Given instruction: Return the records word for word. Any pictures in them are not part of the copy.
* BEGIN Information supplied *
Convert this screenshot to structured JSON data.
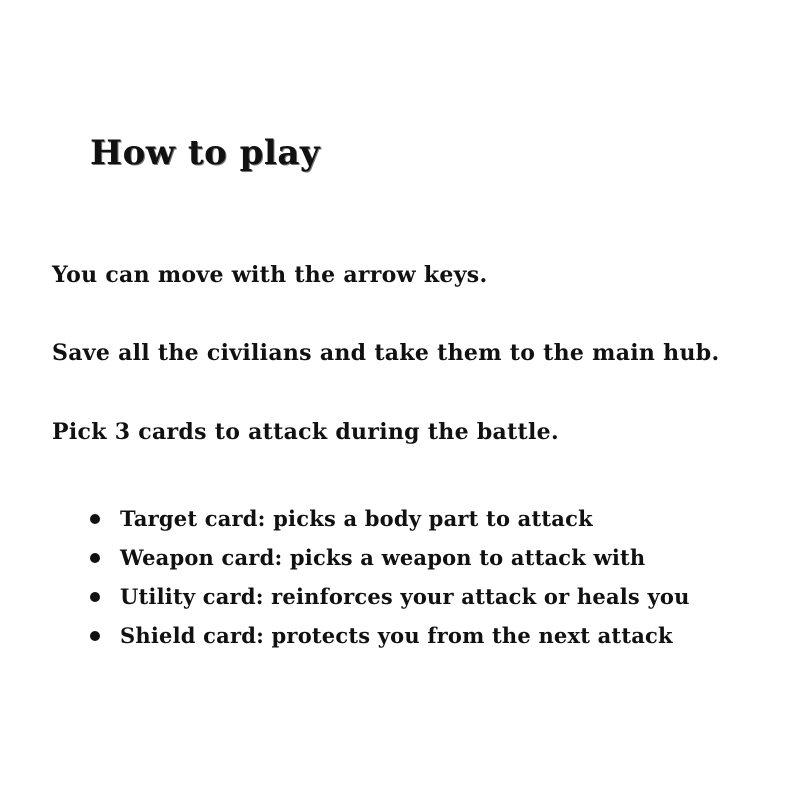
{
  "title": "How to play",
  "instructions": [
    "You can move with the arrow keys.",
    "Save all the civilians and take them to the main hub.",
    "Pick 3 cards to attack during the battle."
  ],
  "cards": [
    "Target card: picks a body part to attack",
    "Weapon card: picks a weapon to attack with",
    "Utility card: reinforces your attack or heals you",
    "Shield card: protects you from the next attack"
  ]
}
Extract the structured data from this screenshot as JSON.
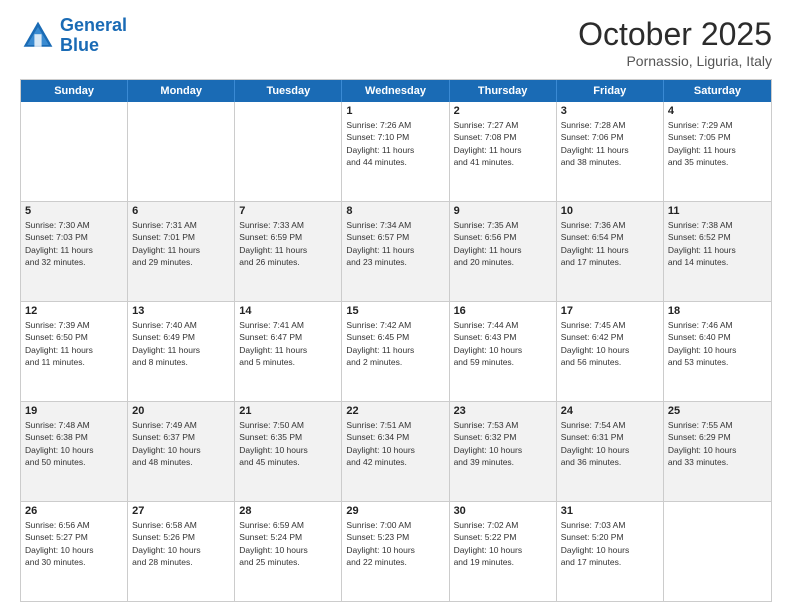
{
  "header": {
    "logo_general": "General",
    "logo_blue": "Blue",
    "month": "October 2025",
    "location": "Pornassio, Liguria, Italy"
  },
  "days_of_week": [
    "Sunday",
    "Monday",
    "Tuesday",
    "Wednesday",
    "Thursday",
    "Friday",
    "Saturday"
  ],
  "rows": [
    {
      "alt": false,
      "cells": [
        {
          "day": "",
          "lines": []
        },
        {
          "day": "",
          "lines": []
        },
        {
          "day": "",
          "lines": []
        },
        {
          "day": "1",
          "lines": [
            "Sunrise: 7:26 AM",
            "Sunset: 7:10 PM",
            "Daylight: 11 hours",
            "and 44 minutes."
          ]
        },
        {
          "day": "2",
          "lines": [
            "Sunrise: 7:27 AM",
            "Sunset: 7:08 PM",
            "Daylight: 11 hours",
            "and 41 minutes."
          ]
        },
        {
          "day": "3",
          "lines": [
            "Sunrise: 7:28 AM",
            "Sunset: 7:06 PM",
            "Daylight: 11 hours",
            "and 38 minutes."
          ]
        },
        {
          "day": "4",
          "lines": [
            "Sunrise: 7:29 AM",
            "Sunset: 7:05 PM",
            "Daylight: 11 hours",
            "and 35 minutes."
          ]
        }
      ]
    },
    {
      "alt": true,
      "cells": [
        {
          "day": "5",
          "lines": [
            "Sunrise: 7:30 AM",
            "Sunset: 7:03 PM",
            "Daylight: 11 hours",
            "and 32 minutes."
          ]
        },
        {
          "day": "6",
          "lines": [
            "Sunrise: 7:31 AM",
            "Sunset: 7:01 PM",
            "Daylight: 11 hours",
            "and 29 minutes."
          ]
        },
        {
          "day": "7",
          "lines": [
            "Sunrise: 7:33 AM",
            "Sunset: 6:59 PM",
            "Daylight: 11 hours",
            "and 26 minutes."
          ]
        },
        {
          "day": "8",
          "lines": [
            "Sunrise: 7:34 AM",
            "Sunset: 6:57 PM",
            "Daylight: 11 hours",
            "and 23 minutes."
          ]
        },
        {
          "day": "9",
          "lines": [
            "Sunrise: 7:35 AM",
            "Sunset: 6:56 PM",
            "Daylight: 11 hours",
            "and 20 minutes."
          ]
        },
        {
          "day": "10",
          "lines": [
            "Sunrise: 7:36 AM",
            "Sunset: 6:54 PM",
            "Daylight: 11 hours",
            "and 17 minutes."
          ]
        },
        {
          "day": "11",
          "lines": [
            "Sunrise: 7:38 AM",
            "Sunset: 6:52 PM",
            "Daylight: 11 hours",
            "and 14 minutes."
          ]
        }
      ]
    },
    {
      "alt": false,
      "cells": [
        {
          "day": "12",
          "lines": [
            "Sunrise: 7:39 AM",
            "Sunset: 6:50 PM",
            "Daylight: 11 hours",
            "and 11 minutes."
          ]
        },
        {
          "day": "13",
          "lines": [
            "Sunrise: 7:40 AM",
            "Sunset: 6:49 PM",
            "Daylight: 11 hours",
            "and 8 minutes."
          ]
        },
        {
          "day": "14",
          "lines": [
            "Sunrise: 7:41 AM",
            "Sunset: 6:47 PM",
            "Daylight: 11 hours",
            "and 5 minutes."
          ]
        },
        {
          "day": "15",
          "lines": [
            "Sunrise: 7:42 AM",
            "Sunset: 6:45 PM",
            "Daylight: 11 hours",
            "and 2 minutes."
          ]
        },
        {
          "day": "16",
          "lines": [
            "Sunrise: 7:44 AM",
            "Sunset: 6:43 PM",
            "Daylight: 10 hours",
            "and 59 minutes."
          ]
        },
        {
          "day": "17",
          "lines": [
            "Sunrise: 7:45 AM",
            "Sunset: 6:42 PM",
            "Daylight: 10 hours",
            "and 56 minutes."
          ]
        },
        {
          "day": "18",
          "lines": [
            "Sunrise: 7:46 AM",
            "Sunset: 6:40 PM",
            "Daylight: 10 hours",
            "and 53 minutes."
          ]
        }
      ]
    },
    {
      "alt": true,
      "cells": [
        {
          "day": "19",
          "lines": [
            "Sunrise: 7:48 AM",
            "Sunset: 6:38 PM",
            "Daylight: 10 hours",
            "and 50 minutes."
          ]
        },
        {
          "day": "20",
          "lines": [
            "Sunrise: 7:49 AM",
            "Sunset: 6:37 PM",
            "Daylight: 10 hours",
            "and 48 minutes."
          ]
        },
        {
          "day": "21",
          "lines": [
            "Sunrise: 7:50 AM",
            "Sunset: 6:35 PM",
            "Daylight: 10 hours",
            "and 45 minutes."
          ]
        },
        {
          "day": "22",
          "lines": [
            "Sunrise: 7:51 AM",
            "Sunset: 6:34 PM",
            "Daylight: 10 hours",
            "and 42 minutes."
          ]
        },
        {
          "day": "23",
          "lines": [
            "Sunrise: 7:53 AM",
            "Sunset: 6:32 PM",
            "Daylight: 10 hours",
            "and 39 minutes."
          ]
        },
        {
          "day": "24",
          "lines": [
            "Sunrise: 7:54 AM",
            "Sunset: 6:31 PM",
            "Daylight: 10 hours",
            "and 36 minutes."
          ]
        },
        {
          "day": "25",
          "lines": [
            "Sunrise: 7:55 AM",
            "Sunset: 6:29 PM",
            "Daylight: 10 hours",
            "and 33 minutes."
          ]
        }
      ]
    },
    {
      "alt": false,
      "cells": [
        {
          "day": "26",
          "lines": [
            "Sunrise: 6:56 AM",
            "Sunset: 5:27 PM",
            "Daylight: 10 hours",
            "and 30 minutes."
          ]
        },
        {
          "day": "27",
          "lines": [
            "Sunrise: 6:58 AM",
            "Sunset: 5:26 PM",
            "Daylight: 10 hours",
            "and 28 minutes."
          ]
        },
        {
          "day": "28",
          "lines": [
            "Sunrise: 6:59 AM",
            "Sunset: 5:24 PM",
            "Daylight: 10 hours",
            "and 25 minutes."
          ]
        },
        {
          "day": "29",
          "lines": [
            "Sunrise: 7:00 AM",
            "Sunset: 5:23 PM",
            "Daylight: 10 hours",
            "and 22 minutes."
          ]
        },
        {
          "day": "30",
          "lines": [
            "Sunrise: 7:02 AM",
            "Sunset: 5:22 PM",
            "Daylight: 10 hours",
            "and 19 minutes."
          ]
        },
        {
          "day": "31",
          "lines": [
            "Sunrise: 7:03 AM",
            "Sunset: 5:20 PM",
            "Daylight: 10 hours",
            "and 17 minutes."
          ]
        },
        {
          "day": "",
          "lines": []
        }
      ]
    }
  ]
}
* END Information supplied *
Final result:
Convert this screenshot to structured JSON data.
{
  "title": "How to play",
  "instructions": [
    "You can move with the arrow keys.",
    "Save all the civilians and take them to the main hub.",
    "Pick 3 cards to attack during the battle."
  ],
  "cards": [
    "Target card: picks a body part to attack",
    "Weapon card: picks a weapon to attack with",
    "Utility card: reinforces your attack or heals you",
    "Shield card: protects you from the next attack"
  ]
}
Extract the structured data from this screenshot as JSON.
{
  "header": {
    "logo_general": "General",
    "logo_blue": "Blue",
    "month": "October 2025",
    "location": "Pornassio, Liguria, Italy"
  },
  "days_of_week": [
    "Sunday",
    "Monday",
    "Tuesday",
    "Wednesday",
    "Thursday",
    "Friday",
    "Saturday"
  ],
  "rows": [
    {
      "alt": false,
      "cells": [
        {
          "day": "",
          "lines": []
        },
        {
          "day": "",
          "lines": []
        },
        {
          "day": "",
          "lines": []
        },
        {
          "day": "1",
          "lines": [
            "Sunrise: 7:26 AM",
            "Sunset: 7:10 PM",
            "Daylight: 11 hours",
            "and 44 minutes."
          ]
        },
        {
          "day": "2",
          "lines": [
            "Sunrise: 7:27 AM",
            "Sunset: 7:08 PM",
            "Daylight: 11 hours",
            "and 41 minutes."
          ]
        },
        {
          "day": "3",
          "lines": [
            "Sunrise: 7:28 AM",
            "Sunset: 7:06 PM",
            "Daylight: 11 hours",
            "and 38 minutes."
          ]
        },
        {
          "day": "4",
          "lines": [
            "Sunrise: 7:29 AM",
            "Sunset: 7:05 PM",
            "Daylight: 11 hours",
            "and 35 minutes."
          ]
        }
      ]
    },
    {
      "alt": true,
      "cells": [
        {
          "day": "5",
          "lines": [
            "Sunrise: 7:30 AM",
            "Sunset: 7:03 PM",
            "Daylight: 11 hours",
            "and 32 minutes."
          ]
        },
        {
          "day": "6",
          "lines": [
            "Sunrise: 7:31 AM",
            "Sunset: 7:01 PM",
            "Daylight: 11 hours",
            "and 29 minutes."
          ]
        },
        {
          "day": "7",
          "lines": [
            "Sunrise: 7:33 AM",
            "Sunset: 6:59 PM",
            "Daylight: 11 hours",
            "and 26 minutes."
          ]
        },
        {
          "day": "8",
          "lines": [
            "Sunrise: 7:34 AM",
            "Sunset: 6:57 PM",
            "Daylight: 11 hours",
            "and 23 minutes."
          ]
        },
        {
          "day": "9",
          "lines": [
            "Sunrise: 7:35 AM",
            "Sunset: 6:56 PM",
            "Daylight: 11 hours",
            "and 20 minutes."
          ]
        },
        {
          "day": "10",
          "lines": [
            "Sunrise: 7:36 AM",
            "Sunset: 6:54 PM",
            "Daylight: 11 hours",
            "and 17 minutes."
          ]
        },
        {
          "day": "11",
          "lines": [
            "Sunrise: 7:38 AM",
            "Sunset: 6:52 PM",
            "Daylight: 11 hours",
            "and 14 minutes."
          ]
        }
      ]
    },
    {
      "alt": false,
      "cells": [
        {
          "day": "12",
          "lines": [
            "Sunrise: 7:39 AM",
            "Sunset: 6:50 PM",
            "Daylight: 11 hours",
            "and 11 minutes."
          ]
        },
        {
          "day": "13",
          "lines": [
            "Sunrise: 7:40 AM",
            "Sunset: 6:49 PM",
            "Daylight: 11 hours",
            "and 8 minutes."
          ]
        },
        {
          "day": "14",
          "lines": [
            "Sunrise: 7:41 AM",
            "Sunset: 6:47 PM",
            "Daylight: 11 hours",
            "and 5 minutes."
          ]
        },
        {
          "day": "15",
          "lines": [
            "Sunrise: 7:42 AM",
            "Sunset: 6:45 PM",
            "Daylight: 11 hours",
            "and 2 minutes."
          ]
        },
        {
          "day": "16",
          "lines": [
            "Sunrise: 7:44 AM",
            "Sunset: 6:43 PM",
            "Daylight: 10 hours",
            "and 59 minutes."
          ]
        },
        {
          "day": "17",
          "lines": [
            "Sunrise: 7:45 AM",
            "Sunset: 6:42 PM",
            "Daylight: 10 hours",
            "and 56 minutes."
          ]
        },
        {
          "day": "18",
          "lines": [
            "Sunrise: 7:46 AM",
            "Sunset: 6:40 PM",
            "Daylight: 10 hours",
            "and 53 minutes."
          ]
        }
      ]
    },
    {
      "alt": true,
      "cells": [
        {
          "day": "19",
          "lines": [
            "Sunrise: 7:48 AM",
            "Sunset: 6:38 PM",
            "Daylight: 10 hours",
            "and 50 minutes."
          ]
        },
        {
          "day": "20",
          "lines": [
            "Sunrise: 7:49 AM",
            "Sunset: 6:37 PM",
            "Daylight: 10 hours",
            "and 48 minutes."
          ]
        },
        {
          "day": "21",
          "lines": [
            "Sunrise: 7:50 AM",
            "Sunset: 6:35 PM",
            "Daylight: 10 hours",
            "and 45 minutes."
          ]
        },
        {
          "day": "22",
          "lines": [
            "Sunrise: 7:51 AM",
            "Sunset: 6:34 PM",
            "Daylight: 10 hours",
            "and 42 minutes."
          ]
        },
        {
          "day": "23",
          "lines": [
            "Sunrise: 7:53 AM",
            "Sunset: 6:32 PM",
            "Daylight: 10 hours",
            "and 39 minutes."
          ]
        },
        {
          "day": "24",
          "lines": [
            "Sunrise: 7:54 AM",
            "Sunset: 6:31 PM",
            "Daylight: 10 hours",
            "and 36 minutes."
          ]
        },
        {
          "day": "25",
          "lines": [
            "Sunrise: 7:55 AM",
            "Sunset: 6:29 PM",
            "Daylight: 10 hours",
            "and 33 minutes."
          ]
        }
      ]
    },
    {
      "alt": false,
      "cells": [
        {
          "day": "26",
          "lines": [
            "Sunrise: 6:56 AM",
            "Sunset: 5:27 PM",
            "Daylight: 10 hours",
            "and 30 minutes."
          ]
        },
        {
          "day": "27",
          "lines": [
            "Sunrise: 6:58 AM",
            "Sunset: 5:26 PM",
            "Daylight: 10 hours",
            "and 28 minutes."
          ]
        },
        {
          "day": "28",
          "lines": [
            "Sunrise: 6:59 AM",
            "Sunset: 5:24 PM",
            "Daylight: 10 hours",
            "and 25 minutes."
          ]
        },
        {
          "day": "29",
          "lines": [
            "Sunrise: 7:00 AM",
            "Sunset: 5:23 PM",
            "Daylight: 10 hours",
            "and 22 minutes."
          ]
        },
        {
          "day": "30",
          "lines": [
            "Sunrise: 7:02 AM",
            "Sunset: 5:22 PM",
            "Daylight: 10 hours",
            "and 19 minutes."
          ]
        },
        {
          "day": "31",
          "lines": [
            "Sunrise: 7:03 AM",
            "Sunset: 5:20 PM",
            "Daylight: 10 hours",
            "and 17 minutes."
          ]
        },
        {
          "day": "",
          "lines": []
        }
      ]
    }
  ]
}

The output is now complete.